**Rows:**
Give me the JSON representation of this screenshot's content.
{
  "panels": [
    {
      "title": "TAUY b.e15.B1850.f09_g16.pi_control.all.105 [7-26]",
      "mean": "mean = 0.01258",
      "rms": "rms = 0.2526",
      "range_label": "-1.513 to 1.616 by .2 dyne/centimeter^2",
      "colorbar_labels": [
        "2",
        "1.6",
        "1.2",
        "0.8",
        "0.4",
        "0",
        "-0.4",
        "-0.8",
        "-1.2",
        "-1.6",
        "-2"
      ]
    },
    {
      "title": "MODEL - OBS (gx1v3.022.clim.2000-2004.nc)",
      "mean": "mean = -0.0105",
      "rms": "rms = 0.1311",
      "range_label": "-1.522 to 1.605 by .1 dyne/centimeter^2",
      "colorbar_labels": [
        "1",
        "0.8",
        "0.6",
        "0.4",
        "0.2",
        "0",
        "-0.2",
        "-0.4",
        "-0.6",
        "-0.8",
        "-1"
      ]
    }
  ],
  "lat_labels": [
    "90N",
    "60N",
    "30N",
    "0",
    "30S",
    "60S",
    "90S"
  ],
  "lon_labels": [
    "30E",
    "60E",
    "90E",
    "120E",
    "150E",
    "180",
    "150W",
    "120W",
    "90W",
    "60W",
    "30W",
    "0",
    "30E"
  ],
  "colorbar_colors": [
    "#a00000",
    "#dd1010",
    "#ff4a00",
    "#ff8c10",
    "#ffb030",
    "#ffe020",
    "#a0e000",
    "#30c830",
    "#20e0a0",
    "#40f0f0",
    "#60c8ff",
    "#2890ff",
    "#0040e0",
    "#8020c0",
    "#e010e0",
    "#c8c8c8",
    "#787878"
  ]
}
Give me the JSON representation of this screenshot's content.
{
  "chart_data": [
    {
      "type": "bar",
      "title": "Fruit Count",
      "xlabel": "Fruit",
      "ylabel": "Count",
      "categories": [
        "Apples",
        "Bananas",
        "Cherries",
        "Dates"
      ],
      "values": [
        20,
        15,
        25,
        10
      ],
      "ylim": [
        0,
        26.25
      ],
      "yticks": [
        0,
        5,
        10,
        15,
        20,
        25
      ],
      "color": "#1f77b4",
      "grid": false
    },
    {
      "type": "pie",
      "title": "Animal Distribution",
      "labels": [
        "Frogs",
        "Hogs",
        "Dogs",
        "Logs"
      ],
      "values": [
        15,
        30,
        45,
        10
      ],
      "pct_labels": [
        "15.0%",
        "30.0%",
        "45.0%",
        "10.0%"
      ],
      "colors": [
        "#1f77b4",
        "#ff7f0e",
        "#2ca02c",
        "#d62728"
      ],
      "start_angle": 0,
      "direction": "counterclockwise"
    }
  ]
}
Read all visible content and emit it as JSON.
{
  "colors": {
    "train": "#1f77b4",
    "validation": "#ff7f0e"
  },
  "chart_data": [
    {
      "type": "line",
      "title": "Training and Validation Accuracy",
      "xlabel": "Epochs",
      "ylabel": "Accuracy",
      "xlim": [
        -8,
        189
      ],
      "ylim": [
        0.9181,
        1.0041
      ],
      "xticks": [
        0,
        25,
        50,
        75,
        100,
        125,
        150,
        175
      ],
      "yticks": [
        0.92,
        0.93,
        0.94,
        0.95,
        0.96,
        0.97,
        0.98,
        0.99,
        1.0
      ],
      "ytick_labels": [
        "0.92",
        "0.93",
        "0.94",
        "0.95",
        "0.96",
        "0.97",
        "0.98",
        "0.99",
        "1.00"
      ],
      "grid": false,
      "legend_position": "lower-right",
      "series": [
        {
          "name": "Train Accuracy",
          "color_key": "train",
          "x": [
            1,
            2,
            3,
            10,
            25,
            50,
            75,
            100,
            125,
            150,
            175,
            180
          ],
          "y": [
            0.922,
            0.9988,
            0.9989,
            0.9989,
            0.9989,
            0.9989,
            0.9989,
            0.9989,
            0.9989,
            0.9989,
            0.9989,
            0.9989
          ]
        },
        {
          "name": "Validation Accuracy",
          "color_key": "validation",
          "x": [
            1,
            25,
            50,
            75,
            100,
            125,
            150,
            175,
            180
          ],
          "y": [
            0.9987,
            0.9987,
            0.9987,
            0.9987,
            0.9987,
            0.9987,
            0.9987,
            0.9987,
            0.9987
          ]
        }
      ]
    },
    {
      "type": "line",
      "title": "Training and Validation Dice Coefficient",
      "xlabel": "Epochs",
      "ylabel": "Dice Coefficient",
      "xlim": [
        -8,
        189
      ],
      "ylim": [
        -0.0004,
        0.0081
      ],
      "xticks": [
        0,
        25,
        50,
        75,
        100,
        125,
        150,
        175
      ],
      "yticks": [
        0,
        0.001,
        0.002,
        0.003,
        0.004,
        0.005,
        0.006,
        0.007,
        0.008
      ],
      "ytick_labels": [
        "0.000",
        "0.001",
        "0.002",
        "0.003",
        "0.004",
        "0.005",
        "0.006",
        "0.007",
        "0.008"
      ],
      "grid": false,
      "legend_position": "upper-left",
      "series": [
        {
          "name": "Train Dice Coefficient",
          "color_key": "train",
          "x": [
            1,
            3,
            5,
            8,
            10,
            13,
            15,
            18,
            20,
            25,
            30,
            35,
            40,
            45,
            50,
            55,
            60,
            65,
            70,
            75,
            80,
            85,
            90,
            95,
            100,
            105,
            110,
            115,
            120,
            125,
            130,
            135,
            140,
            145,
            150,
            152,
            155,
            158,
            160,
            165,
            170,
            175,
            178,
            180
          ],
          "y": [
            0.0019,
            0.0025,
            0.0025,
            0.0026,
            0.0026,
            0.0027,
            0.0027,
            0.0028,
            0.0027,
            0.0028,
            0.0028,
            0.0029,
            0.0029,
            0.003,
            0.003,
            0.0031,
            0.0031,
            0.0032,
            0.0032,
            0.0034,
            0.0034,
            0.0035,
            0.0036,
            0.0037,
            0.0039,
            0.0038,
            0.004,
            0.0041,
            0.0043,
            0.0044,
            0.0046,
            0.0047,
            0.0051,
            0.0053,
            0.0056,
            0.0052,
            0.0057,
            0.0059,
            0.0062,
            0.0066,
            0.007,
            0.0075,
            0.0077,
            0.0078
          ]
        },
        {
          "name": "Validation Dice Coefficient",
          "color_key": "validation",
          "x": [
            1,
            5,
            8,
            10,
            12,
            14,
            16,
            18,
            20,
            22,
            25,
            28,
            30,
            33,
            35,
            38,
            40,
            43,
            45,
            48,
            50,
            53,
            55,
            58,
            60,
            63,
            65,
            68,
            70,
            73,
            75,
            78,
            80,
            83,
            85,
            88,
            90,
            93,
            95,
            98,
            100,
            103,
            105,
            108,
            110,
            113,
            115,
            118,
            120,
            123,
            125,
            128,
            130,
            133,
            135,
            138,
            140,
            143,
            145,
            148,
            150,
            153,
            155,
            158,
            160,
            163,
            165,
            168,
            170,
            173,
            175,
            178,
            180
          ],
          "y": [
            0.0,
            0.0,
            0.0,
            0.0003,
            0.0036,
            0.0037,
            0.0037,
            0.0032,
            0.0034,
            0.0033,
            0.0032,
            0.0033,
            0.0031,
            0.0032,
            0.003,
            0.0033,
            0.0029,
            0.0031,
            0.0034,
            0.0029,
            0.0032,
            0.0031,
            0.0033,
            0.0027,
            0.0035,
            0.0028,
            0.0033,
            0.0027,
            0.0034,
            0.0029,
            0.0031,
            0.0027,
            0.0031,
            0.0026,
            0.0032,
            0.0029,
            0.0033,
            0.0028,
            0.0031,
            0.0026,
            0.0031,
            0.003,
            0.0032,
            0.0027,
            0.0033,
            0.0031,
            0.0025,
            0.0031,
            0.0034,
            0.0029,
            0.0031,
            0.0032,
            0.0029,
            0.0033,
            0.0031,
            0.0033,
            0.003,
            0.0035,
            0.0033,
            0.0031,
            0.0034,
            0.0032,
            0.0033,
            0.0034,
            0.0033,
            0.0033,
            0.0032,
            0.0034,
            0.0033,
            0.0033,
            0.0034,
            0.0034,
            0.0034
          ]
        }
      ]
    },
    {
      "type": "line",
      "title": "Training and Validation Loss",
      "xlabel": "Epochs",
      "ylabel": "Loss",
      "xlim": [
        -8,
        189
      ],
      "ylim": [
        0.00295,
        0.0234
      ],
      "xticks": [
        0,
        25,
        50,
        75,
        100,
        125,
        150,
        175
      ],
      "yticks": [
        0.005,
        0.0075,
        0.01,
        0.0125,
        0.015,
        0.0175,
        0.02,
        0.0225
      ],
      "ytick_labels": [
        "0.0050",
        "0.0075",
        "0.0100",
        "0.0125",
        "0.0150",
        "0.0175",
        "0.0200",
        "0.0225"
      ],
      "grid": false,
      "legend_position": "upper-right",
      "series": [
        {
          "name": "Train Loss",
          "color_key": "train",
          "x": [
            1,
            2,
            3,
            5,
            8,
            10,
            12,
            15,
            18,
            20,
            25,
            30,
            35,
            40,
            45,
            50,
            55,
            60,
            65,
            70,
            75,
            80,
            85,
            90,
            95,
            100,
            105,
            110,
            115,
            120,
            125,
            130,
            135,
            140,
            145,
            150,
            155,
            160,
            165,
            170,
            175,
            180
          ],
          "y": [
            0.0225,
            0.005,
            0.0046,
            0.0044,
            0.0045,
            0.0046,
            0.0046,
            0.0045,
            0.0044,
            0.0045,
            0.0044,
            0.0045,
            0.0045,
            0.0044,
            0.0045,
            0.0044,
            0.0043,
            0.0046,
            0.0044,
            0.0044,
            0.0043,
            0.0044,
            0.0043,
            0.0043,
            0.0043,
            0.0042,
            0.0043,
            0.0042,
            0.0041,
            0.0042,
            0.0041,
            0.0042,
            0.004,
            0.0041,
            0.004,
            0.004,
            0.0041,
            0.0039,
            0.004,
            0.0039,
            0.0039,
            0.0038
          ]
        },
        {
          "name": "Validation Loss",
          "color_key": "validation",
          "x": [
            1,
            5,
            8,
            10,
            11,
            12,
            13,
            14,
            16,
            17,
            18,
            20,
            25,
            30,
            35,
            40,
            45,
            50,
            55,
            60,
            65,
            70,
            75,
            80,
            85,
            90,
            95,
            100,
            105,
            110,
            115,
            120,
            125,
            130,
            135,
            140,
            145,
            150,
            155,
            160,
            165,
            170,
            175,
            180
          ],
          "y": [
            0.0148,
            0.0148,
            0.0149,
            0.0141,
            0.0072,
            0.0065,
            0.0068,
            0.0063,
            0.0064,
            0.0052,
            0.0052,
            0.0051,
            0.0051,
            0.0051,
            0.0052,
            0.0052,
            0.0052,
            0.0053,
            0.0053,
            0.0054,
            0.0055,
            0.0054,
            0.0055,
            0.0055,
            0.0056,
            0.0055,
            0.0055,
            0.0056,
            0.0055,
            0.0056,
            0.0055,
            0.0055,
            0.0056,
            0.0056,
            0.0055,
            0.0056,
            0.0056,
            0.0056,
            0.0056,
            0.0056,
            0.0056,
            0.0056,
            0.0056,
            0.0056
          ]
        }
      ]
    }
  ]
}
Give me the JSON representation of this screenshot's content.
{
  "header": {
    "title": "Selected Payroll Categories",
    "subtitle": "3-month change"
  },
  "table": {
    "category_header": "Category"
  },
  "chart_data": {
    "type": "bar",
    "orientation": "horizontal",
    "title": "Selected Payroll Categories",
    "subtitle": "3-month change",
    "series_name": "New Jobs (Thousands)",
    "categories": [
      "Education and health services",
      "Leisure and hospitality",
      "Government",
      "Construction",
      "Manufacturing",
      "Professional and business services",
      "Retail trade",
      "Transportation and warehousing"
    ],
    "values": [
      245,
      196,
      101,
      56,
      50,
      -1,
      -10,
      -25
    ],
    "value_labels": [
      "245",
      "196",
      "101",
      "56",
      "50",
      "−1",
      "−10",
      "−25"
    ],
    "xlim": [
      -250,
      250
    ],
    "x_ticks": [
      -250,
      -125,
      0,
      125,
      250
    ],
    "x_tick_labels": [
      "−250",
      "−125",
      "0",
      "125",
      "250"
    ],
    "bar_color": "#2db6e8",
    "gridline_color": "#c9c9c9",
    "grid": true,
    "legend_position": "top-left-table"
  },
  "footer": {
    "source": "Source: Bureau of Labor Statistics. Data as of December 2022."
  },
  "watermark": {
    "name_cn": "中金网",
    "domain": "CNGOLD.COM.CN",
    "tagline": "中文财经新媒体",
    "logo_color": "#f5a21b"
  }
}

**Job:** Find the lines above that contain the word "subtitle" and collect them.

**Full response:**
    "subtitle": "3-month change"
    "subtitle": "3-month change",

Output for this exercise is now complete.